Structured figure records
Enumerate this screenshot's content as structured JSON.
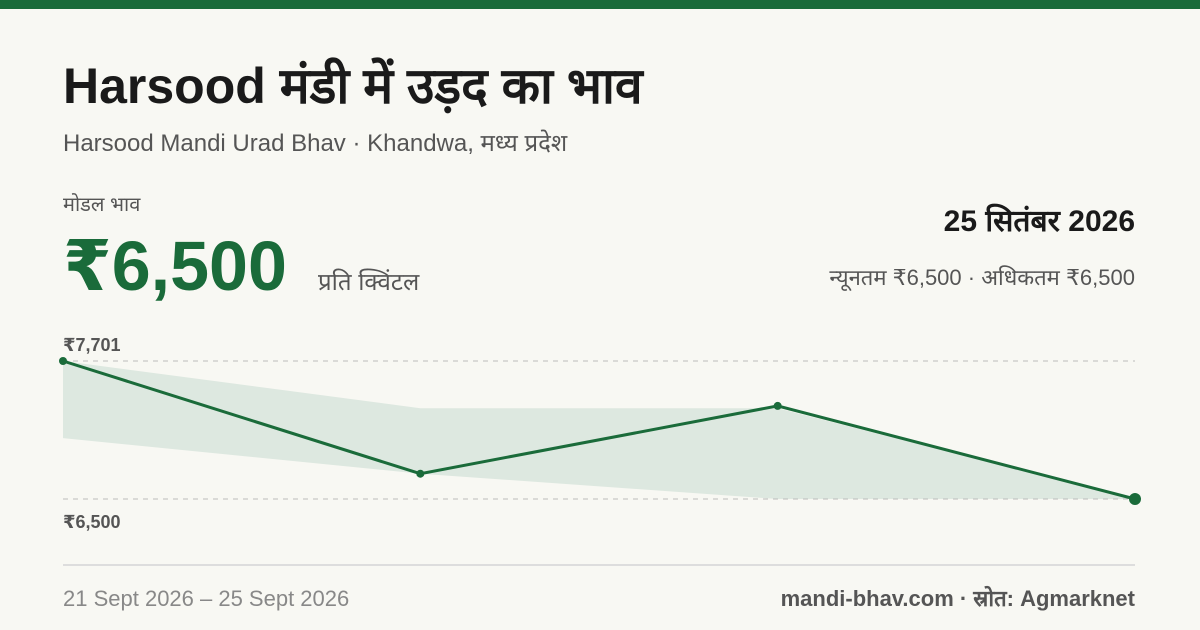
{
  "header": {
    "title": "Harsood मंडी में उड़द का भाव",
    "subtitle": "Harsood Mandi Urad Bhav · Khandwa, मध्य प्रदेश"
  },
  "price": {
    "label": "मोडल भाव",
    "value": "₹6,500",
    "unit": "प्रति क्विंटल",
    "date": "25 सितंबर 2026",
    "range": "न्यूनतम ₹6,500 · अधिकतम ₹6,500"
  },
  "chart_data": {
    "type": "line",
    "categories": [
      null,
      null,
      null,
      null
    ],
    "values": [
      7701,
      6720,
      7310,
      6500
    ],
    "color": "#1a6b3a",
    "band": {
      "low": [
        7030,
        6720,
        6500,
        6500
      ],
      "high": [
        7701,
        7290,
        7290,
        6500
      ],
      "color": "#dde8e0"
    },
    "ylim": [
      6500,
      7701
    ],
    "yticks": [
      {
        "value": 7701,
        "label": "₹7,701"
      },
      {
        "value": 6500,
        "label": "₹6,500"
      }
    ],
    "grid": true
  },
  "footer": {
    "dates": "21 Sept 2026 – 25 Sept 2026",
    "source": "mandi-bhav.com · स्रोत: Agmarknet"
  }
}
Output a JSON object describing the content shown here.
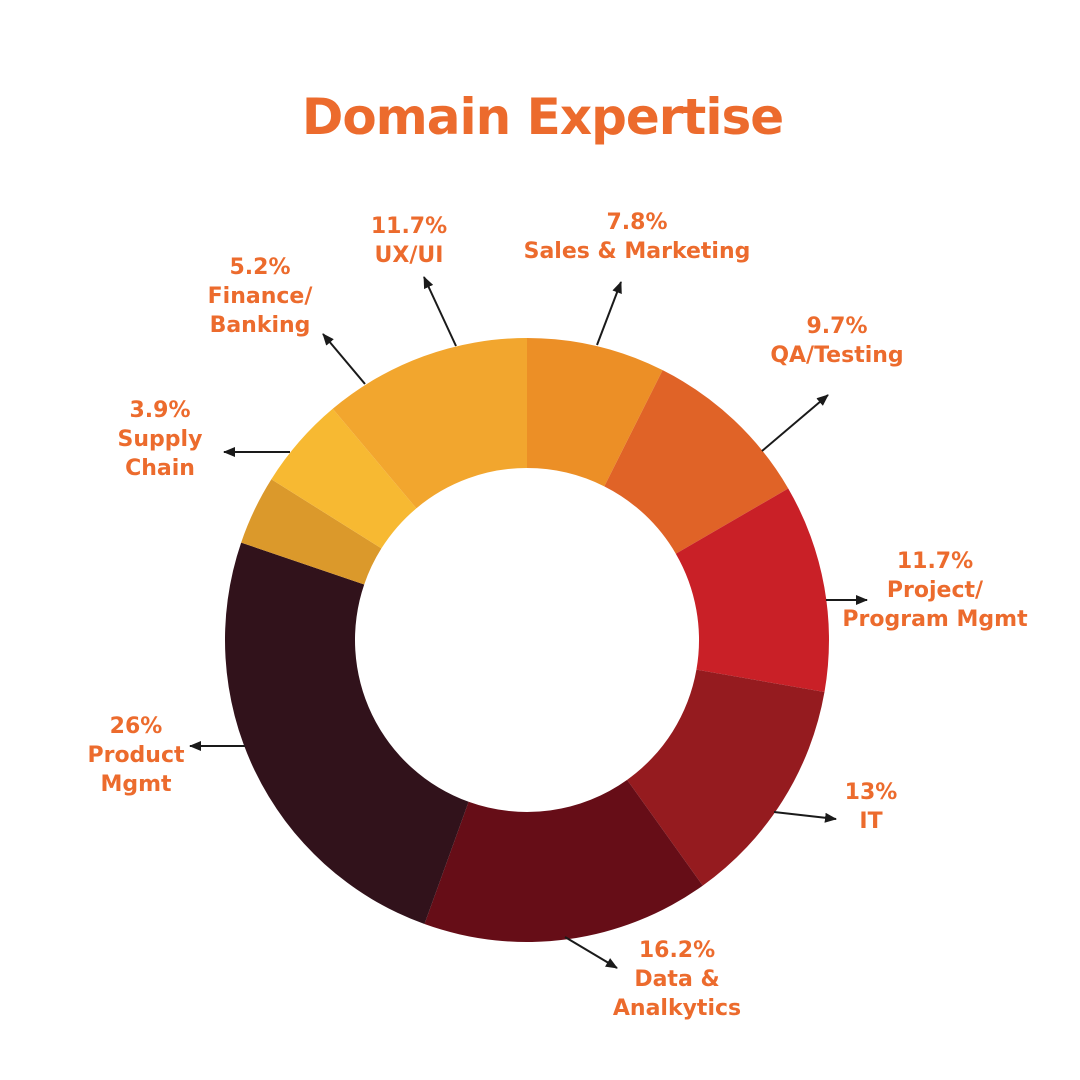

> SET TASK
Give the data above again in full and unchanged, skipping the pictures.

> TASK RESULT
Enumerate this screenshot's content as structured JSON.
{
  "header": {
    "title": "Harsood मंडी में उड़द का भाव",
    "subtitle": "Harsood Mandi Urad Bhav · Khandwa, मध्य प्रदेश"
  },
  "price": {
    "label": "मोडल भाव",
    "value": "₹6,500",
    "unit": "प्रति क्विंटल",
    "date": "25 सितंबर 2026",
    "range": "न्यूनतम ₹6,500 · अधिकतम ₹6,500"
  },
  "chart_data": {
    "type": "line",
    "categories": [
      null,
      null,
      null,
      null
    ],
    "values": [
      7701,
      6720,
      7310,
      6500
    ],
    "color": "#1a6b3a",
    "band": {
      "low": [
        7030,
        6720,
        6500,
        6500
      ],
      "high": [
        7701,
        7290,
        7290,
        6500
      ],
      "color": "#dde8e0"
    },
    "ylim": [
      6500,
      7701
    ],
    "yticks": [
      {
        "value": 7701,
        "label": "₹7,701"
      },
      {
        "value": 6500,
        "label": "₹6,500"
      }
    ],
    "grid": true
  },
  "footer": {
    "dates": "21 Sept 2026 – 25 Sept 2026",
    "source": "mandi-bhav.com · स्रोत: Agmarknet"
  }
}
Output a JSON object describing the content shown here.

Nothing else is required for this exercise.